• _指示内容_
1. ギャラリーコスモスに関するインタビューの本文について、「そしてやっぱりお袋にね、親父」から「リントを焼いてもらいました。」までを、両端を含めて一字一句そのまま書き写してください。
2. ギャラリーコスモスに関するインタビューによると、ギャラリーの正式な展示の第一回目は誰の展示でしたか。
3. ギャラリーコスモスに関するインタビューの本文について、最後の文の後に続く内容を書いてください。

• _提示文_
▼

洋一:大体35歳ぐらいから自作した整理用品を共同写真要品に卸したり、共同写真要品が展示会でブースを出す時はその端で一緒にブースを出してもらったりした。それが現在のコスモスインターナショナルにも繋がります。
でもその頃はまだ商品のバラエティがなくて、日本営業写真協会の募集で暗箱カメラやレンズの会社などと共同で、2年に1度ドイツのケルンで開催されていたフォトキナに小さいブースを出していたんです。
僕が最初に行ったのはちょうどドイツが統一された1990年。その年も僕と同じような会社がいくつか来ていて、プリントファイル社とはそこで仲良くなった。

篠田:なるほど。フォトキナで仲良くなったプリントファイル社の商品はいま、コスモスインターナショナルの主力商品のひとつですね。

洋一:その後はイギリスのコンサーベーションリソーシス社(*現在の本社はアメリカ合衆国)とかフィルムガート社(*リネコ社(アメリカ合衆国)より譲渡)。それからモノクロームっていうドイツの会社ともフォトキナで出会って仲良くなった。その結果商品のバリエーションが増え、僕はアーカイバル用品にシフトしました。振り返れば1990年のフォトキナからいろんなことが動き始めた気がします。
そしてやっぱりお袋にね、親父の写真を見せてやりたいなという気になった頃、ちょうど使ってない倉庫があったんで、そこを急遽写真のギャラリーにしようと思い始めた。知り合いもいっぱいいたから、当時日本カメラの名物編集長だった梶原高男さんと組んでその後何年もギャラリーコスモス主催の写真展を続けました。
ギャラリーの正式な展示の第一回目は長野重一さん。長野さんは親父のことをよく知っていて、第一回ということで目黒を撮りおろししていただきました。で、第二回目はハービー・山口さん、それから木村直軌、高木由利子と続いていきました。
それと長野重一さんの展示をやる前に僕は親父の写真を飾って個人的にお袋なんかに見せたりもしていました。その後2004年秋に親父の展覧会を正式に開催し、その年にお袋が亡くなりました。お袋の本音はわからないけど、見にきた親戚のおばさんたちと一緒にギャラリーの隣にあったイタリアンレストランで食事したので、まぁよかったんじゃないですかね。
ギャラリーも始めたし、面白いことをしようってその頃は話していたけど、その建物は築年数が古くて雨漏りしてきたので、そこを引き払って現在の場所(*東京都目黒区下目黒3丁目)の3階に移転しました。
現在ギャラリーはありません。2階には営業・倉庫があります。

篠田:ギャラリーコスモスにはそうした歴史があったのですね。

洋一:それだけじゃなくて赤坂にも一箇所ギャラリー作っちゃったし、広かったからなんだかんだと費用がかさみましたね(笑)。そこから親父の写真展は毎年1月と5月にやっていたんですよ。1月はヴィンテージプリントで、親父の命日がある5月は、その展覧会の度に加藤法久さんにモダンプリントを焼いてもらいました。

▲

• _データ抜粋_
▼

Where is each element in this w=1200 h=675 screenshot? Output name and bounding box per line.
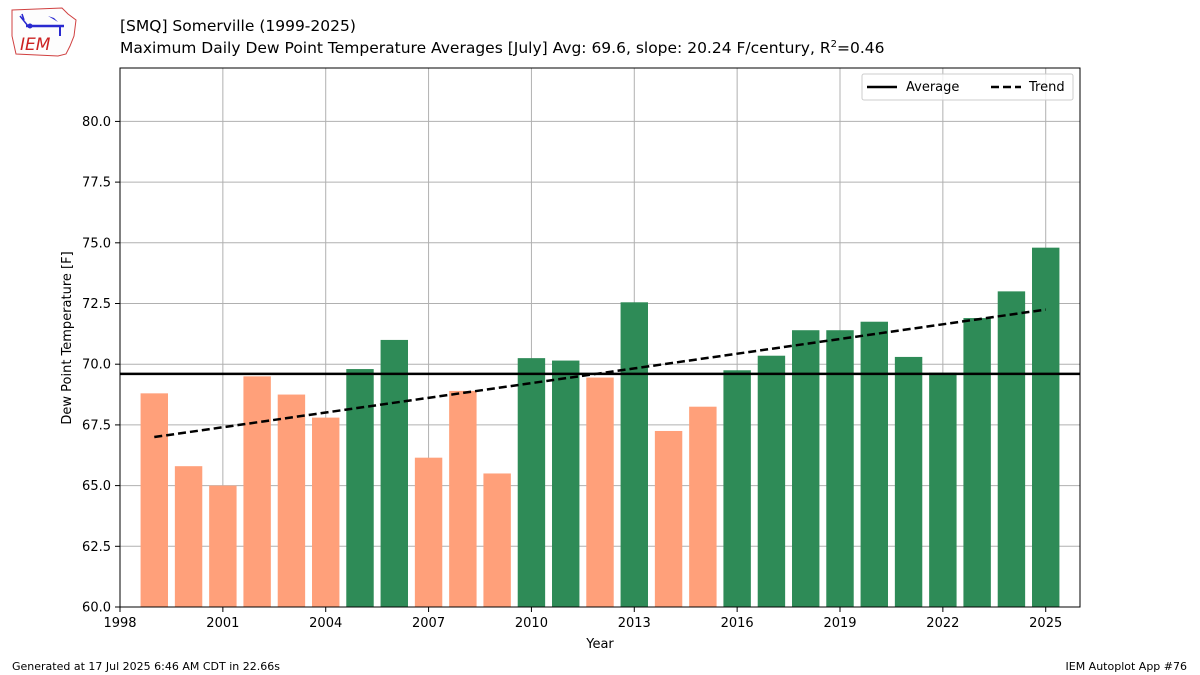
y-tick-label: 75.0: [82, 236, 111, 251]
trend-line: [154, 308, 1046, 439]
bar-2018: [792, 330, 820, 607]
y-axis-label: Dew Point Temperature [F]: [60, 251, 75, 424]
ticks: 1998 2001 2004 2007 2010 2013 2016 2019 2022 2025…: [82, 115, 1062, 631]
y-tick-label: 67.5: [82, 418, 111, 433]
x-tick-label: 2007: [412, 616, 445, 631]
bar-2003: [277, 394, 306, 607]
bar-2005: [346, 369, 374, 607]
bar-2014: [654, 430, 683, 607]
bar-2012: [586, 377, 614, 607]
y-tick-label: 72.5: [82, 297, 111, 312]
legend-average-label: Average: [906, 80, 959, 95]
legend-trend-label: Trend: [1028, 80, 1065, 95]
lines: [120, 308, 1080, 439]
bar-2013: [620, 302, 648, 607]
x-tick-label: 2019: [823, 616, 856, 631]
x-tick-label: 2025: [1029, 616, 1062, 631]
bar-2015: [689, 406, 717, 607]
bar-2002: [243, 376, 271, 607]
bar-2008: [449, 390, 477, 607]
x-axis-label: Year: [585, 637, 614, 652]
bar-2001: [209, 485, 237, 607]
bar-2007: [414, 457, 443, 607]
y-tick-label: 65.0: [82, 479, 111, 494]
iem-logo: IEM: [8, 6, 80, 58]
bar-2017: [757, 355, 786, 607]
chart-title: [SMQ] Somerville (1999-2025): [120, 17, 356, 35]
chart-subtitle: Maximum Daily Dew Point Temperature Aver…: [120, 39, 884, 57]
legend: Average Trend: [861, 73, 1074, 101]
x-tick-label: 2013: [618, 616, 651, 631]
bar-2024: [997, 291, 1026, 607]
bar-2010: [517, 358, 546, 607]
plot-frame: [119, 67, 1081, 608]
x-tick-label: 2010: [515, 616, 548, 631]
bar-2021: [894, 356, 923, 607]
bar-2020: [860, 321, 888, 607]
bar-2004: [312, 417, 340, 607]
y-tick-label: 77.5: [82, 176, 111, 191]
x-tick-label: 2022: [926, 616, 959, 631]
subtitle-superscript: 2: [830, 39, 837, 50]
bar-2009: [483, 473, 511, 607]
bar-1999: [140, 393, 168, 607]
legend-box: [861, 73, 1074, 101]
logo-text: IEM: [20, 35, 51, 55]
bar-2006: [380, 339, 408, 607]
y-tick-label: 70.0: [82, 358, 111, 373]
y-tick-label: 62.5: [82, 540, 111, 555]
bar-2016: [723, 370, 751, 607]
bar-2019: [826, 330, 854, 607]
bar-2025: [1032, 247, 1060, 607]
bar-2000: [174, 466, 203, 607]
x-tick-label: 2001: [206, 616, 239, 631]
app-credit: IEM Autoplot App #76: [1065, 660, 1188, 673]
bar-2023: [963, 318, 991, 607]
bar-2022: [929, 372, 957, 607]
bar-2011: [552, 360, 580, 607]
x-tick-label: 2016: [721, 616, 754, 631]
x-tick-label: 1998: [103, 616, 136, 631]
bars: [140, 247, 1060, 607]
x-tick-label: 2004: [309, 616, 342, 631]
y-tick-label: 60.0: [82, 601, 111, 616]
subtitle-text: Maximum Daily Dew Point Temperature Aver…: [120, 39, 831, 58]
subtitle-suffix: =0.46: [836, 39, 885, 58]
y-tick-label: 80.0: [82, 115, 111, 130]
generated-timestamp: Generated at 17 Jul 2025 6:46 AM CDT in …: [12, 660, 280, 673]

▲
▼

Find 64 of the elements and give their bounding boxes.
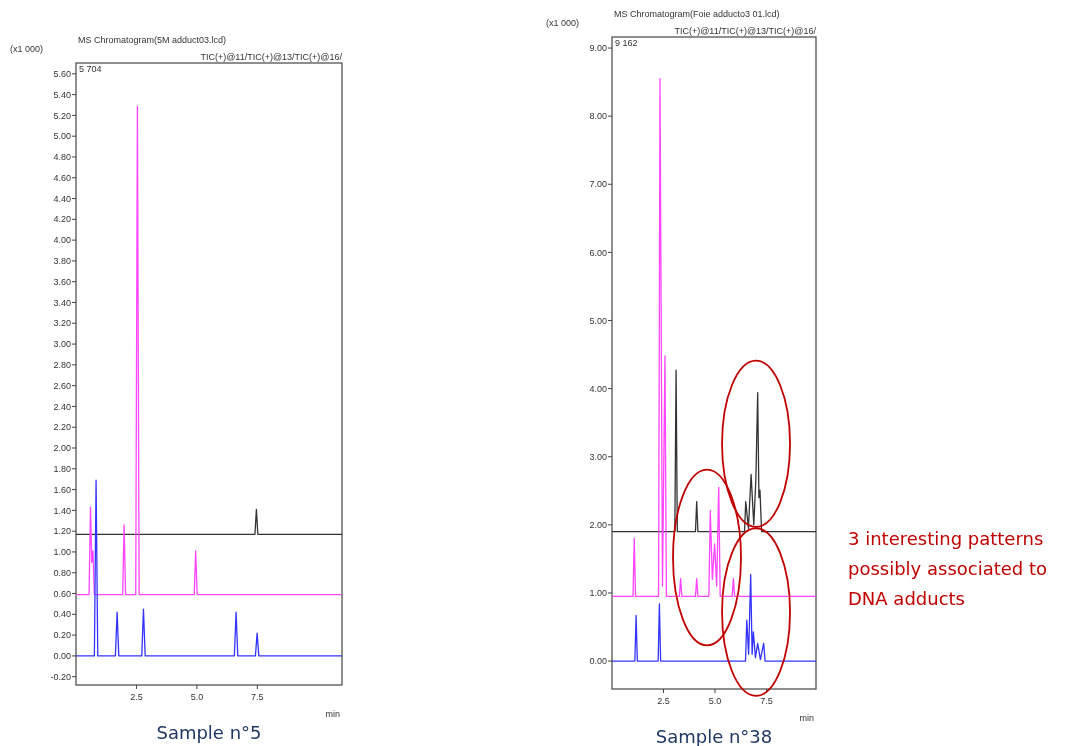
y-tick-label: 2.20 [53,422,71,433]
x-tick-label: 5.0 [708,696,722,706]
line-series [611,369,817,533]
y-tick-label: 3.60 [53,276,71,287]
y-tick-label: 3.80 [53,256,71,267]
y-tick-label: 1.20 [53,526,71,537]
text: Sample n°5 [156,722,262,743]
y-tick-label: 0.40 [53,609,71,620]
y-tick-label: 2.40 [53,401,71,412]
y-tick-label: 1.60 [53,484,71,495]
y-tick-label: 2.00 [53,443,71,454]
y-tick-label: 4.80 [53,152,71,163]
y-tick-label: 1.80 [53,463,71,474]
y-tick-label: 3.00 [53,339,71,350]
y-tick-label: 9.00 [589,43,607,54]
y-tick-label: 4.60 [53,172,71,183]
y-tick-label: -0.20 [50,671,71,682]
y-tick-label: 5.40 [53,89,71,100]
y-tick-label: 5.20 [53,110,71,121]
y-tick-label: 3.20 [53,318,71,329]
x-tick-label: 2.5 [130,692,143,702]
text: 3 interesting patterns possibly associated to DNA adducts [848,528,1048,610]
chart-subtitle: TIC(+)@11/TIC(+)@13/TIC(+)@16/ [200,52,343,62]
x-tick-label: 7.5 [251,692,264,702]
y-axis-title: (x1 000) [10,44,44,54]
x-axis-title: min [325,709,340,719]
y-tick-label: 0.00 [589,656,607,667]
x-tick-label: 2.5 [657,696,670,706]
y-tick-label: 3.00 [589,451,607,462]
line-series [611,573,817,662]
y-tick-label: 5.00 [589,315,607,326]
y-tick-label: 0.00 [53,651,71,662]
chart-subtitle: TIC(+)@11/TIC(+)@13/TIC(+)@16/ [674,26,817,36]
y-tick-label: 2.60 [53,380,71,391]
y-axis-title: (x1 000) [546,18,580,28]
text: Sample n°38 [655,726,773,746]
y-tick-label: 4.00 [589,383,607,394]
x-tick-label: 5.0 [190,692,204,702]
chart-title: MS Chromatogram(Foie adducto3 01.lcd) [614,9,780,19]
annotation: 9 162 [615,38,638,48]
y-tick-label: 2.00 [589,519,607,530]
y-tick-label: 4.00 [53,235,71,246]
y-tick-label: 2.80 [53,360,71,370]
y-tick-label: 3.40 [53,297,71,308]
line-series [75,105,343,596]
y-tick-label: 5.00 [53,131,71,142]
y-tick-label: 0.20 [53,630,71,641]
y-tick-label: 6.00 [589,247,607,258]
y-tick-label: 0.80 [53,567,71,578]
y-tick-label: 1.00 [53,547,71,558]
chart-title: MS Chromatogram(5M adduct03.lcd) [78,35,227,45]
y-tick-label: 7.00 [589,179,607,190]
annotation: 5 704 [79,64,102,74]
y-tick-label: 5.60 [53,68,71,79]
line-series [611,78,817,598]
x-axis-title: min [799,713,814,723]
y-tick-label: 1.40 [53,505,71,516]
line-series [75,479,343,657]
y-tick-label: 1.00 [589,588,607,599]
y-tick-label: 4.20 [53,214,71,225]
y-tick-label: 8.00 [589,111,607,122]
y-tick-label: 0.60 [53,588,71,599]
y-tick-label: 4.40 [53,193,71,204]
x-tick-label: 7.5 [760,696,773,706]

▲

• _回答_
1.
そしてやっぱりお袋にね、親父の写真を見せてやりたいなという気になった頃、ちょうど使ってない倉庫があったんで、そこを急遽写真のギャラリーにしようと思い始めた。知り合いもいっぱいいたから、当時日本カメラの名物編集長だった梶原高男さんと組んでその後何年もギャラリーコスモス主催の写真展を続けました。
ギャラリーの正式な展示の第一回目は長野重一さん。長野さんは親父のことをよく知っていて、第一回ということで目黒を撮りおろししていただきました。で、第二回目はハービー・山口さん、それから木村直軌、高木由利子と続いていきました。
それと長野重一さんの展示をやる前に僕は親父の写真を飾って個人的にお袋なんかに見せたりもしていました。その後2004年秋に親父の展覧会を正式に開催し、その年にお袋が亡くなりました。お袋の本音はわからないけど、見にきた親戚のおばさんたちと一緒にギャラリーの隣にあったイタリアンレストランで食事したので、まぁよかったんじゃないですかね。
ギャラリーも始めたし、面白いことをしようってその頃は話していたけど、その建物は築年数が古くて雨漏りしてきたので、そこを引き払って現在の場所(*東京都目黒区下目黒3丁目)の3階に移転しました。
現在ギャラリーはありません。2階には営業・倉庫があります。

篠田:ギャラリーコスモスにはそうした歴史があったのですね。

洋一:それだけじゃなくて赤坂にも一箇所ギャラリー作っちゃったし、広かったからなんだかんだと費用がかさみましたね(笑)。そこから親父の写真展は毎年1月と5月にやっていたんですよ。1月はヴィンテージプリントで、親父の命日がある5月は、その展覧会の度に加藤法久さんにモダンプリントを焼いてもらいました。

2. 長野重一さんの展示でした。

3.
そうやっているうちに、ドイツのモノクローム社がファイル用品や、箱、バッグなど、いろんなものを売る大きな店をベルリンに作ったんです。それで、その店の中二階にギャラリーも作ったしフォトキナの広報にも載るから展示しないかという話を持ちかけてくれたので、親父の写真を持って行って展示しました。その時の僕はドイツでやったぞーとか言ってビールをガバガバ飲んでたわけですけど(笑)。
んで、その展覧会ではモダンプリントと、ヴィンテージプリントの中でもちょっと面白そうな写真を選んで飾りました。そしてその中にオットー・シュタイナートから届いていたレターヘッドを1枚ちょこっと入れといた。
ただそれだけなんですよ。昔、オットー・シュタイナートから親父に手紙がきていたのを僕は見ていたから。
それで、ドイツから帰ってきたらモノクローム社のギャラリーからある夫婦が作品を買いたいと言っていると告げられた。日本では2004年くらいから展示していたけど全然売れなかったし期待せずに、いくらで買うの?って聞いたら、1点につきその当時の大学の初任給ぐらいの値段で買う、と。
僕にとっては青天の霹靂で、その時は2点買ってもらえました。
そしたら翌年、今度はその夫婦が日本に訪ねてきたんです。

篠田:いきなりですか?

洋一:そう。急にフォーシーズンズホテルの人から電話で「そちらに行きたがっている夫婦がいて、『なるべくたくさんの写真を見たい』って言ってる」って。その日はちょうど休みだったから長テーブルを用意して写真を見せたら、その夫婦はあーでもないこーでもないと2人で相談し始めた。
結果18点。
値段交渉のあと、この場で小切手を切るから写真を持って帰りたいと言われ承諾しました。そしてさらに翌年、今度はオットー・シュタイナートと新山清の二人展をやるという。

オットー・シュタイナートと新山清の二人展DM

しかもこの前買った18点の写真は全部売れちゃったから二人展のための写真をまた新たに送れって。
それでベルリン工科大学で勉強した國田佳恵さんが当時キッケン・ギャラリー(*Kicken Berlin)でアルバイトされていたのでドイツ語の契約書の日本語訳を作ってくれ、写真はドイツ国内同士の方が輸送は簡単だからとモノクローム社に預けていたものを動かしてもらうことにしました。
だけど必要とされたのはヴィンテージプリントのみ。モダンプリントはすぐに送り返されちゃった。仕方ないから日本からプリントを追加で何十点か送りました。そして開催されたオットー・シュタイナートとの二人展。委託作品は全部で100点くらいかな。結構売れたんですよ。その売り上げで『「新山清の世界」パーレット時代 1937〜1952』と『「新山清の世界」ソルントン時代 1947〜1969』の本を作ることができたんですからよかったし、助かったよね。

『「新山清の世界」パーレット時代 1937〜1952』
『「新山清の世界」ソルントン時代 1947〜1969』

篠田:作品を売ったお金を使って、作品を本という新たなかたちに導いたのですね。驚いたのは、洋一さんの写真保存材料の輸入や販売の仕事、ごく私的に開催した展覧会が、現在の清さんの作品への再評価というか再注目に結びついていたということです。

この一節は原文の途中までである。